**Reading text**

*** Block opens ***

The interface flipped into a slide show workspace, displaying our single image and prompting for another. The color-coded buttons at the bottom of the window offered Add an image to the show, Remove and Details, along with Load Audio, Record, Play and Stop. A Preview and Save button and a Single View button were also available.

sp-det.jpg
Detail Options

Detail lists the Slide Number, its Title (the file name), Image Size in pixels, Audio in seconds, Slide Duration and Slide Transition.

You set those options using the Slide Details option under the Edit menu. There you can edit the Title, the Duration and set the audio to play over multiple slides.

You can also select from a short list of transitions, including Pan Left, Pan Right, Pan UP, Pan Down, Pan From Middle and Pan To Middle. We didn't notice them during playback, though.

SoundPix explained, "Transitions themselves aren't very elaborate and are often overlooked when viewing the slide show. One way to notice them is to set a different transition on four concurrent slides and watch the playback. You will notice that the slides are drawn to the screen differently. It's really set up to be more of a subliminal way to show progression in a slide show."

The slide shows are saved as a single SoundPix JPEG in which the first slide is the main JPEG data with the other slides saved as metadata along with the audio and captions for those slides.

FILE SIZES

The big question is how much embedded audio bloats image file sizes.

The original Hot Car image with the sales pitch was 462K. Our Donate a Vette plea with icon, caption and link came in at 122K. Our Cropped Vette with about three seconds of audio was only 71K. Which indicates the image compression level of the supplied sample images was pretty high.

So we tried one of our own. Our original 692K camera image became 260K when we added six seconds of sound. And it was a larger image (2048x1689 with the sound notice panel). Resized from 2048x1536 to 640x480 pixels (well, 640x528 with the panel), it was only 108K. Go figure.

*** Block closes ***

**Data shown**
*** Block opens ***

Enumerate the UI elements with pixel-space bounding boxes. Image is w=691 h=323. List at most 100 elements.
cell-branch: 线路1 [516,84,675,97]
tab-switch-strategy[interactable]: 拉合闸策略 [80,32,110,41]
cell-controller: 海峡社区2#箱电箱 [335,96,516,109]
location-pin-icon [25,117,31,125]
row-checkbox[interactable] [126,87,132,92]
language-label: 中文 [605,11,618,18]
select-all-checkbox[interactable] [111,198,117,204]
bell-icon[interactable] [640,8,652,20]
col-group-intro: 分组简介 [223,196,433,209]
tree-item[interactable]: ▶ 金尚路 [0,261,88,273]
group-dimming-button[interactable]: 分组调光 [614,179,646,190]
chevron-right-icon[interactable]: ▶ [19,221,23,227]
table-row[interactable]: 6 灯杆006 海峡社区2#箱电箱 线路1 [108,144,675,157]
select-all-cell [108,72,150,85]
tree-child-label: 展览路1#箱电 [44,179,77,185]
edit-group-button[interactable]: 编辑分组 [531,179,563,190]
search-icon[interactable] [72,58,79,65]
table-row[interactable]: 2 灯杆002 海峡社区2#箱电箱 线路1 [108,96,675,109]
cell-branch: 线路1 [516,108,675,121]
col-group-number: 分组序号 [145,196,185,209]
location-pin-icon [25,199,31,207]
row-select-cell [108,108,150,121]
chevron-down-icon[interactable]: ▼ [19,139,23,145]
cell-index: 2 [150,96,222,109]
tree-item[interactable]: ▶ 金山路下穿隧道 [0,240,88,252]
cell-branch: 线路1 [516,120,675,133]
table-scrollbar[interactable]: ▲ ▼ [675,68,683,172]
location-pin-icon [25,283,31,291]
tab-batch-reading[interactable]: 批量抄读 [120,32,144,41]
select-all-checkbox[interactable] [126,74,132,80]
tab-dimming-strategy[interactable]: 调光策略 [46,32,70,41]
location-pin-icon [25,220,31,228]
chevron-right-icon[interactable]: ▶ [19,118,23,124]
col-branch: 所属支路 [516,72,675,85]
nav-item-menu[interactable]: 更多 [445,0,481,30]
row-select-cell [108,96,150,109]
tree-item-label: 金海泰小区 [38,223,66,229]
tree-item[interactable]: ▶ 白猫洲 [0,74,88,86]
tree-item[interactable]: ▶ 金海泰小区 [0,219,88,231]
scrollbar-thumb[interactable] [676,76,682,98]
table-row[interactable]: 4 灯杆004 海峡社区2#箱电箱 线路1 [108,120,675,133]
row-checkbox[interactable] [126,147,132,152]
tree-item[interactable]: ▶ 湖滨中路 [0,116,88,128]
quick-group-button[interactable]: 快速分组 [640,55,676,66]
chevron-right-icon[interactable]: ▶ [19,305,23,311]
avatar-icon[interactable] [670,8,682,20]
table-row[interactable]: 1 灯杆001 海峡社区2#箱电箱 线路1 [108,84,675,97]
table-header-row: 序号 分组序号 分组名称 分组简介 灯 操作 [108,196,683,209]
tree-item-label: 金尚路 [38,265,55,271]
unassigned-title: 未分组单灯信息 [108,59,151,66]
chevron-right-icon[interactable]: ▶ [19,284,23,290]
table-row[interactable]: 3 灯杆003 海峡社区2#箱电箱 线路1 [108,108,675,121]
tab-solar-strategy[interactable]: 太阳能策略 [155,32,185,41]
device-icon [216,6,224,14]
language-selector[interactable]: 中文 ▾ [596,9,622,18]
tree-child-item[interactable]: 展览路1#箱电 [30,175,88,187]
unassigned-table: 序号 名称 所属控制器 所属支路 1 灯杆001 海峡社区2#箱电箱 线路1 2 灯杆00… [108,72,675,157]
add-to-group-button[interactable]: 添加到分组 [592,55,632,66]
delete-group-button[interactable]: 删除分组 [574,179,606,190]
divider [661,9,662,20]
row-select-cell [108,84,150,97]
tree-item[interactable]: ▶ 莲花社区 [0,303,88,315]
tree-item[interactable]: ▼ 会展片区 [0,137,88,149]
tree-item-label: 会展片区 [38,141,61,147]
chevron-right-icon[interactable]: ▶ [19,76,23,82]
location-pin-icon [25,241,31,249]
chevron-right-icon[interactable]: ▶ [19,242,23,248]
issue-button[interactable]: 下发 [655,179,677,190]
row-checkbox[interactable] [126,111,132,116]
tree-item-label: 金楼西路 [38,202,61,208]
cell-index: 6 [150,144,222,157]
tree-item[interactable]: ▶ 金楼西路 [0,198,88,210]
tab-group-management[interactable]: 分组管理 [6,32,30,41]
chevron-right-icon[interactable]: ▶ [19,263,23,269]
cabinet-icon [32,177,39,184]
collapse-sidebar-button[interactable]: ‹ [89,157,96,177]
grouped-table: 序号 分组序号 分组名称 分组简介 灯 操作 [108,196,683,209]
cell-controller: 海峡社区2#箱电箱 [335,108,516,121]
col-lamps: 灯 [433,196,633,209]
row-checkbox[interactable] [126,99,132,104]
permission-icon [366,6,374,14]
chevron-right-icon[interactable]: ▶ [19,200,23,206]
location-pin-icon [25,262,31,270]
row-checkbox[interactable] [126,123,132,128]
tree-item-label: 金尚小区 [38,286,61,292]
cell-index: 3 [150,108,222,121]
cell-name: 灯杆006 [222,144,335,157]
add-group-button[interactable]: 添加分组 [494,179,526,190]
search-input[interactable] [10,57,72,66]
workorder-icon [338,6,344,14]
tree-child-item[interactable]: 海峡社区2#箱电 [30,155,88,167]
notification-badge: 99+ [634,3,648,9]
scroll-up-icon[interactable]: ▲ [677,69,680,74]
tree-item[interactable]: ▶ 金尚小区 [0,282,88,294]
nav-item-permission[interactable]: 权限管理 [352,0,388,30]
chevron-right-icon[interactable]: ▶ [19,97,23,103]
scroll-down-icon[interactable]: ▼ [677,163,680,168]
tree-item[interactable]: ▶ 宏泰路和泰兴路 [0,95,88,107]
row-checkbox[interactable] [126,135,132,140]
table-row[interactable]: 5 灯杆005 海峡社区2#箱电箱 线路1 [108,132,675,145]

*** Block closes ***

**Activity list**
#1 In the SoundPix review, what was the file size of the original Hot Car image with the sales pitch?
#2 Set down everything in the SoundPix review from "The original Hot" down to "was pretty high.", word for word.
#3 Resume the SoundPix review from the point where it stops.
This material comes from a separate source and is unrelated to the SoundPix review.

**Answers for the tasks**
#1 It was 462K.

#2
The original Hot Car image with the sales pitch was 462K. Our Donate a Vette plea with icon, caption and link came in at 122K. Our Cropped Vette with about three seconds of audio was only 71K. Which indicates the image compression level of the supplied sample images was pretty high.

#3
SoundPix told us that six seconds of uncompressed audio "would be roughly 130K (about 65K compressed, as our compression is nearly 2-1)." Obviously SoundPix is rather aggressive with JPEG compression. The company claims their compression setting "isn't that much greater than the default for most image applications" but acknowledges it compresses more than your digicam does.

PARSING EXIF DATA

Which brings up another issue. Can programs that parse Exif headers (like your image editing software) parse headers with embedded audio?

Well, let's just say it's a moot point. SoundPix doesn't preserve the Exif header data of the original file. So apart from some file properties like creation date and width and height, you don't have any metadata other than the embedded sound. No camera information, no exposure information, no copyright information.

The company confirmed "all Exif data is removed from the images when they are resaved. This is the same behavior that is evident in most image editing software." It's true that editing an image can invalidate some Exif data (changing the brightness, for example, doesn't reflect the original exposure information). But not all of it (your copyright). So the most recent releases of most image editing software now preserves at least some Exif data.

But SoundPix is really making an email version of your image to share among family and friends. You aren't likely to miss (or even set) the copyright information.

CONCLUSION

Maria was a problem for the nuns in charge of her vocation until they found the proper place for her in the Von Trapp household. SoundPix is a bit like Maria. Rather reckless (of your image), but my what a lovely voice.

We could stand here and bellow authoritatively like the Captain but the recklessness is kind of endearing. We aren't falling in love, exactly, but seeing things in a different light. SoundPix may hijack your Exif header and squeeze the daylight out of your image data, but it makes your landscapes come alive with the sound of music. The result isn't an enhancement of your original image, it's an alternative.

We expect this technology to be a winner with camphones and point-and-shoot digicams. A great toy for kids but also fun for extended families. Just don't expect it to cook and clean.